> **Records from a collection of figures**
——
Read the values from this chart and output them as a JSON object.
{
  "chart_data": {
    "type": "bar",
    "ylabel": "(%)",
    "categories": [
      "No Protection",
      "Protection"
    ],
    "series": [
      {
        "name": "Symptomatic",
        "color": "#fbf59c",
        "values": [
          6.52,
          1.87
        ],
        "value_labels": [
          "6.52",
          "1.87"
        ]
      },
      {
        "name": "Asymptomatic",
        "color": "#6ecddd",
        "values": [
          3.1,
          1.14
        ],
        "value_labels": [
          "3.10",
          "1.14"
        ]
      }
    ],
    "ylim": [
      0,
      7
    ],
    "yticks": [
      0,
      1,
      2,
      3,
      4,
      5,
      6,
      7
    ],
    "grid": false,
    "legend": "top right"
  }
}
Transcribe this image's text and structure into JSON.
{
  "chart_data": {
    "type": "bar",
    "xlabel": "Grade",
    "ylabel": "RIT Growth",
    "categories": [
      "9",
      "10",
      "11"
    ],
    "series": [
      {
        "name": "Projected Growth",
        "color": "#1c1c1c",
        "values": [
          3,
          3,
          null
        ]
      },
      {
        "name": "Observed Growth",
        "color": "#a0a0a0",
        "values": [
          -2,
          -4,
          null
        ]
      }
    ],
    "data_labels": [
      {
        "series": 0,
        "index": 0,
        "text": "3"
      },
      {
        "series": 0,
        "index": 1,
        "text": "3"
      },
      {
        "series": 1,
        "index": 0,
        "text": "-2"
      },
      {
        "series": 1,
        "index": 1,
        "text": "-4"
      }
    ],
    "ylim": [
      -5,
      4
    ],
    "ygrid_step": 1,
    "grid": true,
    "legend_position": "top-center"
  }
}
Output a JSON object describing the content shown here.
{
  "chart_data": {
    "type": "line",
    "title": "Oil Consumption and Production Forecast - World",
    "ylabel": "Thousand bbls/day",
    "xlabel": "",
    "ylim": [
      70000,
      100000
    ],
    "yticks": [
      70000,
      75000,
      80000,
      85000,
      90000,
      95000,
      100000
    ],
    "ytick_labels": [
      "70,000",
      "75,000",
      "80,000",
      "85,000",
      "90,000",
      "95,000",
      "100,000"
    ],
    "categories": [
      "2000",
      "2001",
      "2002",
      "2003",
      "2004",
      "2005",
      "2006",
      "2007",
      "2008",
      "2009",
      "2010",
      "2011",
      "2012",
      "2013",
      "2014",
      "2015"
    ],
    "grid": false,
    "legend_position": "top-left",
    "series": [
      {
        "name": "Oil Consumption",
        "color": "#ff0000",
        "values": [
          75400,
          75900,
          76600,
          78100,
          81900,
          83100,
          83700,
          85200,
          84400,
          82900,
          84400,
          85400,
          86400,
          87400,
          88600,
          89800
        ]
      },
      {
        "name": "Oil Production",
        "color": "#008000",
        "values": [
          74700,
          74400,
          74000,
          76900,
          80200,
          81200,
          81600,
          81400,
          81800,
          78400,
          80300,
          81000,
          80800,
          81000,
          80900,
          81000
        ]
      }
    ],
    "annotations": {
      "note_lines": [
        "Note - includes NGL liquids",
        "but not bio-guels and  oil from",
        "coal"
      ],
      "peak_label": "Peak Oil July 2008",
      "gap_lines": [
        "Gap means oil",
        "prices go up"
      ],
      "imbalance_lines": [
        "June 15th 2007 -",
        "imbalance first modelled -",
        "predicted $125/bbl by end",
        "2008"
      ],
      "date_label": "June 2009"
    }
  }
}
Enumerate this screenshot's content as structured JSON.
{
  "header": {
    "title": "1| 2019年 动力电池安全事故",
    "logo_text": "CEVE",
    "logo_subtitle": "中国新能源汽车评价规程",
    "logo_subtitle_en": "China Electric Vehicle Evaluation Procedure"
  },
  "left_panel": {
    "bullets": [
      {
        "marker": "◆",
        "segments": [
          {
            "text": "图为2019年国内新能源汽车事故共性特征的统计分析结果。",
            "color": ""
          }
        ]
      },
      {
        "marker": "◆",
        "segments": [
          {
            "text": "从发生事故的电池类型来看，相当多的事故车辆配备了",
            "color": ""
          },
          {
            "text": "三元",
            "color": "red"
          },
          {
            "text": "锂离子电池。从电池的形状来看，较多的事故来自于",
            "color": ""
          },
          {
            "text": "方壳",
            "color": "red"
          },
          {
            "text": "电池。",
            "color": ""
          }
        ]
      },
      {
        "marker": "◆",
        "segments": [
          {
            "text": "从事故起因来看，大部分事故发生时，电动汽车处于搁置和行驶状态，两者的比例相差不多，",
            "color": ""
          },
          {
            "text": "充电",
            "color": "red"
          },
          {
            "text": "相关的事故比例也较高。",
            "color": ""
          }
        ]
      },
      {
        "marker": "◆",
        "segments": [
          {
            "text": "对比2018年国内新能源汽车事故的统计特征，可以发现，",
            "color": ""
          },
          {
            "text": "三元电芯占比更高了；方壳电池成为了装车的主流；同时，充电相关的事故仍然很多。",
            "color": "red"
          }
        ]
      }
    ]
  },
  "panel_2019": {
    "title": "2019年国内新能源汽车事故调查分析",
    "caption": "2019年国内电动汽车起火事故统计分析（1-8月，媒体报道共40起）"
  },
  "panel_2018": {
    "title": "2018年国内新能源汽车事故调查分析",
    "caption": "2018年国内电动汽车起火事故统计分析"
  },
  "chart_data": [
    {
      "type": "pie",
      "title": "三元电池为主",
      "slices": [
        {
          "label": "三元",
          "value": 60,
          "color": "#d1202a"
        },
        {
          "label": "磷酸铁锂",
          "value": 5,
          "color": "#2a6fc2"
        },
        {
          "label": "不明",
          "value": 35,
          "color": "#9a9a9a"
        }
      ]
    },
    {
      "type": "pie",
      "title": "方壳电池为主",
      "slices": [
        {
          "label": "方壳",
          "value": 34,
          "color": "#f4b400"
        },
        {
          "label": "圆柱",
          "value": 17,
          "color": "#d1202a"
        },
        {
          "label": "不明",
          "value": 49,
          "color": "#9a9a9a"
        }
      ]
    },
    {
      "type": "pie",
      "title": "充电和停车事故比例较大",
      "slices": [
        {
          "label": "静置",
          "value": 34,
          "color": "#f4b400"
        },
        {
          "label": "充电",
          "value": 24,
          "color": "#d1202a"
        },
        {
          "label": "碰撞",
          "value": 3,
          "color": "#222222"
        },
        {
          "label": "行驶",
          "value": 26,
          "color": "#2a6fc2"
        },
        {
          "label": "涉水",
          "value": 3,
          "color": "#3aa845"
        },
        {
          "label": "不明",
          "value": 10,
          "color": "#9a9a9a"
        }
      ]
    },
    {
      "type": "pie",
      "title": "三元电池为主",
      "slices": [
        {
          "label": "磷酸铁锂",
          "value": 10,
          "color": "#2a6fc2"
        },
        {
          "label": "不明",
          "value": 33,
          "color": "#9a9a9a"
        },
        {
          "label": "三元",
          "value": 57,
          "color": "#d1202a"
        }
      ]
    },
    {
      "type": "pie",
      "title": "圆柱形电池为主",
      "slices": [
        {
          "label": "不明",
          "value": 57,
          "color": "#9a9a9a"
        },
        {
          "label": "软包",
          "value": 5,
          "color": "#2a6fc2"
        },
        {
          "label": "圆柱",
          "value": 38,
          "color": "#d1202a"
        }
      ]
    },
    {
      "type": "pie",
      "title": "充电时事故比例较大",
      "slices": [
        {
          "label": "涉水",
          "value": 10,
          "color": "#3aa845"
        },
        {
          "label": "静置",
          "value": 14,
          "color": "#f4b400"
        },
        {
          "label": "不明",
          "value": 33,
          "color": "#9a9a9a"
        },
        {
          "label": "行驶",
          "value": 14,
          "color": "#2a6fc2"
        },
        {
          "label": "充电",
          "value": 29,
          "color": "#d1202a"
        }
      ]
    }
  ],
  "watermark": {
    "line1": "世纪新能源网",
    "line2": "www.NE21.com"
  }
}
——
> **WHAT YOU NEED TO DO**
Locate the word "caption" in the records above, and return each line that has it.

> **THE SOLUTION**
    "caption": "2019年国内电动汽车起火事故统计分析（1-8月，媒体报道共40起）"
    "caption": "2018年国内电动汽车起火事故统计分析"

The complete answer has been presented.